#### Exercice
Extrayez sans aucune modification la portion des données qui commence à leur première ligne et s'achève sur la ligne contenant « 922, 1341, 967] », ces deux lignes comprises.

#### Données fournies
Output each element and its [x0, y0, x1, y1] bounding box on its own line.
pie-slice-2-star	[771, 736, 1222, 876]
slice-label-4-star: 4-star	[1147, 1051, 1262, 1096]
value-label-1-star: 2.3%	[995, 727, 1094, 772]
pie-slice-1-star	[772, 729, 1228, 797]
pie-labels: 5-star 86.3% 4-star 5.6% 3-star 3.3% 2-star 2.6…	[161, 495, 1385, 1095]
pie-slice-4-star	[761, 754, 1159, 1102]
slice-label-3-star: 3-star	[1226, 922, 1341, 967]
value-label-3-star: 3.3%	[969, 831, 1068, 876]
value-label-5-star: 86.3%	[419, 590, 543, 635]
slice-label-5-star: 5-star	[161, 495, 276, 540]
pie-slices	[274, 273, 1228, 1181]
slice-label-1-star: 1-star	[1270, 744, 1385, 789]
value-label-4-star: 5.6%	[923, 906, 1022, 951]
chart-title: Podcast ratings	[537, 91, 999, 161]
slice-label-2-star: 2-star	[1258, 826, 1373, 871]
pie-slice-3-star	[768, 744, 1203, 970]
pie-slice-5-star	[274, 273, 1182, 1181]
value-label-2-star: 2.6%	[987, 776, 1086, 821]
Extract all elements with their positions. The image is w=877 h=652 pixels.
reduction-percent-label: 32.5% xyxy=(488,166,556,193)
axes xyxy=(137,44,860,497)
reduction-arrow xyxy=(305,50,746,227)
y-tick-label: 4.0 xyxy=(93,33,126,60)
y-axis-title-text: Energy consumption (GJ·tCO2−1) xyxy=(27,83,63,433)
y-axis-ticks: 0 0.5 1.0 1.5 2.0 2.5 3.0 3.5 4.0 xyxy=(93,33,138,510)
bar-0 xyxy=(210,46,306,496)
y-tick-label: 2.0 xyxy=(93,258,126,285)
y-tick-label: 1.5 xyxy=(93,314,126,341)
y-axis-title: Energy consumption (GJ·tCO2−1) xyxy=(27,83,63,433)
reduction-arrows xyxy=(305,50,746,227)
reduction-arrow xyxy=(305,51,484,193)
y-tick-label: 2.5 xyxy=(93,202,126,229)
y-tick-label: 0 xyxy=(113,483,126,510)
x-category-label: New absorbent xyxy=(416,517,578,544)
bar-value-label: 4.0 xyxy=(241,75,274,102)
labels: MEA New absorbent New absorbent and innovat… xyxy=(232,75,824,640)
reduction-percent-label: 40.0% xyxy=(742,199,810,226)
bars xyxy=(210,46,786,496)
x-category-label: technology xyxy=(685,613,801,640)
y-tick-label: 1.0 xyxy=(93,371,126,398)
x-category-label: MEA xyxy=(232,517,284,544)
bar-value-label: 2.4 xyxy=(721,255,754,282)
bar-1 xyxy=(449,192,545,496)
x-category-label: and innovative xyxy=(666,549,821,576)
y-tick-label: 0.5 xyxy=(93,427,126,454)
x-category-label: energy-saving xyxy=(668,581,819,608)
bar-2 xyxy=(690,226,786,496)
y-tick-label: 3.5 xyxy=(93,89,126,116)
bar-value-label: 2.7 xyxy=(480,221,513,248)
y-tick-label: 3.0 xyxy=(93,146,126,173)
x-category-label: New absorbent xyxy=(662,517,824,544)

#### Réponse
Output each element and its [x0, y0, x1, y1] bounding box on its own line.
pie-slice-2-star	[771, 736, 1222, 876]
slice-label-4-star: 4-star	[1147, 1051, 1262, 1096]
value-label-1-star: 2.3%	[995, 727, 1094, 772]
pie-slice-1-star	[772, 729, 1228, 797]
pie-labels: 5-star 86.3% 4-star 5.6% 3-star 3.3% 2-star 2.6…	[161, 495, 1385, 1095]
pie-slice-4-star	[761, 754, 1159, 1102]
slice-label-3-star: 3-star	[1226, 922, 1341, 967]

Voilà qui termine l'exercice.